## Short task:
Provide an exact reproduction of every entry.

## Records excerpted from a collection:
---------------

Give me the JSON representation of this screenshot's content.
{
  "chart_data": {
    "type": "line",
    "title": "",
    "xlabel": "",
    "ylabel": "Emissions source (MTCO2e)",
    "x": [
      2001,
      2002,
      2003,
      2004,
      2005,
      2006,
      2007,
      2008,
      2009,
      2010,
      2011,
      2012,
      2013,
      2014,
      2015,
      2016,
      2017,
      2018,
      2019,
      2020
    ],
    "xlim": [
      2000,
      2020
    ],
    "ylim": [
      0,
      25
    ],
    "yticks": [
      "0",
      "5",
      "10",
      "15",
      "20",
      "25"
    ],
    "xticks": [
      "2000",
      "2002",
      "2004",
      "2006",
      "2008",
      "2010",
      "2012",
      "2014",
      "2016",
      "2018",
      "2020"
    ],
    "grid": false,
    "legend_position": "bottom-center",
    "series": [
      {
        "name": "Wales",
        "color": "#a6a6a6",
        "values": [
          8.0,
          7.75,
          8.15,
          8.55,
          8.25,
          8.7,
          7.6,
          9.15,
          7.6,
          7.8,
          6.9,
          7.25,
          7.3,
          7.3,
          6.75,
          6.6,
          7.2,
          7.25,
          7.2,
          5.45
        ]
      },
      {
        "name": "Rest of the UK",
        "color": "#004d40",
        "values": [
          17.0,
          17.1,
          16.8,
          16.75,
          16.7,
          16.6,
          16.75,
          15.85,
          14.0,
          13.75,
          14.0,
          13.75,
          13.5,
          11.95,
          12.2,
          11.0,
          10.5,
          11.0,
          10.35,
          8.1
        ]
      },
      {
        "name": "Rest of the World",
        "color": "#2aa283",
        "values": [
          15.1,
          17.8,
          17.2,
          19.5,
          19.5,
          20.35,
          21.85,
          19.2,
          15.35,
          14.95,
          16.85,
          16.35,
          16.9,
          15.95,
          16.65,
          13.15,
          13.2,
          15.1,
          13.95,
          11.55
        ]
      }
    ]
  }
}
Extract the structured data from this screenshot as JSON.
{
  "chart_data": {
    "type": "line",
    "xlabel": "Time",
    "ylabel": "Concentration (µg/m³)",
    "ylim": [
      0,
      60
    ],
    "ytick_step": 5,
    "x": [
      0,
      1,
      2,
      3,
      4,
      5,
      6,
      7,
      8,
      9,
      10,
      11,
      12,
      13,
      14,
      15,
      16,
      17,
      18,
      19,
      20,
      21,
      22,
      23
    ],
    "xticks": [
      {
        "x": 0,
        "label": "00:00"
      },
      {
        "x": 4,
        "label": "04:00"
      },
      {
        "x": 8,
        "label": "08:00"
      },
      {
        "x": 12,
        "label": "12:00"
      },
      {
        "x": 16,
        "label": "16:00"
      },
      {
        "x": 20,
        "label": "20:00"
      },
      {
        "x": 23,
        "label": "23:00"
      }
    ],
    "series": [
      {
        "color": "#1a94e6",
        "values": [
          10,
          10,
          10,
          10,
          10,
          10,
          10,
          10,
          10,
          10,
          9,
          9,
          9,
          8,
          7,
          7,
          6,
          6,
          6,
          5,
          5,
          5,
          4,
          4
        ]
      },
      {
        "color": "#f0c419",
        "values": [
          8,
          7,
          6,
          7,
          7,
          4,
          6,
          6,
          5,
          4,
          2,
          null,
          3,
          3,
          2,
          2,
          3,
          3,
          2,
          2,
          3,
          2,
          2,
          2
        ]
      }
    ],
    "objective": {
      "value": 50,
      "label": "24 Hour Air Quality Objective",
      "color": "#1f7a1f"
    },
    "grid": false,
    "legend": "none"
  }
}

---------------

## Exercise response:
Give me the JSON representation of this screenshot's content.
{
  "chart_data": {
    "type": "line",
    "title": "",
    "xlabel": "",
    "ylabel": "Emissions source (MTCO2e)",
    "x": [
      2001,
      2002,
      2003,
      2004,
      2005,
      2006,
      2007,
      2008,
      2009,
      2010,
      2011,
      2012,
      2013,
      2014,
      2015,
      2016,
      2017,
      2018,
      2019,
      2020
    ],
    "xlim": [
      2000,
      2020
    ],
    "ylim": [
      0,
      25
    ],
    "yticks": [
      "0",
      "5",
      "10",
      "15",
      "20",
      "25"
    ],
    "xticks": [
      "2000",
      "2002",
      "2004",
      "2006",
      "2008",
      "2010",
      "2012",
      "2014",
      "2016",
      "2018",
      "2020"
    ],
    "grid": false,
    "legend_position": "bottom-center",
    "series": [
      {
        "name": "Wales",
        "color": "#a6a6a6",
        "values": [
          8.0,
          7.75,
          8.15,
          8.55,
          8.25,
          8.7,
          7.6,
          9.15,
          7.6,
          7.8,
          6.9,
          7.25,
          7.3,
          7.3,
          6.75,
          6.6,
          7.2,
          7.25,
          7.2,
          5.45
        ]
      },
      {
        "name": "Rest of the UK",
        "color": "#004d40",
        "values": [
          17.0,
          17.1,
          16.8,
          16.75,
          16.7,
          16.6,
          16.75,
          15.85,
          14.0,
          13.75,
          14.0,
          13.75,
          13.5,
          11.95,
          12.2,
          11.0,
          10.5,
          11.0,
          10.35,
          8.1
        ]
      },
      {
        "name": "Rest of the World",
        "color": "#2aa283",
        "values": [
          15.1,
          17.8,
          17.2,
          19.5,
          19.5,
          20.35,
          21.85,
          19.2,
          15.35,
          14.95,
          16.85,
          16.35,
          16.9,
          15.95,
          16.65,
          13.15,
          13.2,
          15.1,
          13.95,
          11.55
        ]
      }
    ]
  }
}
Extract the structured data from this screenshot as JSON.
{
  "chart_data": {
    "type": "line",
    "xlabel": "Time",
    "ylabel": "Concentration (µg/m³)",
    "ylim": [
      0,
      60
    ],
    "ytick_step": 5,
    "x": [
      0,
      1,
      2,
      3,
      4,
      5,
      6,
      7,
      8,
      9,
      10,
      11,
      12,
      13,
      14,
      15,
      16,
      17,
      18,
      19,
      20,
      21,
      22,
      23
    ],
    "xticks": [
      {
        "x": 0,
        "label": "00:00"
      },
      {
        "x": 4,
        "label": "04:00"
      },
      {
        "x": 8,
        "label": "08:00"
      },
      {
        "x": 12,
        "label": "12:00"
      },
      {
        "x": 16,
        "label": "16:00"
      },
      {
        "x": 20,
        "label": "20:00"
      },
      {
        "x": 23,
        "label": "23:00"
      }
    ],
    "series": [
      {
        "color": "#1a94e6",
        "values": [
          10,
          10,
          10,
          10,
          10,
          10,
          10,
          10,
          10,
          10,
          9,
          9,
          9,
          8,
          7,
          7,
          6,
          6,
          6,
          5,
          5,
          5,
          4,
          4
        ]
      },
      {
        "color": "#f0c419",
        "values": [
          8,
          7,
          6,
          7,
          7,
          4,
          6,
          6,
          5,
          4,
          2,
          null,
          3,
          3,
          2,
          2,
          3,
          3,
          2,
          2,
          3,
          2,
          2,
          2
        ]
      }
    ],
    "objective": {
      "value": 50,
      "label": "24 Hour Air Quality Objective",
      "color": "#1f7a1f"
    },
    "grid": false,
    "legend": "none"
  }
}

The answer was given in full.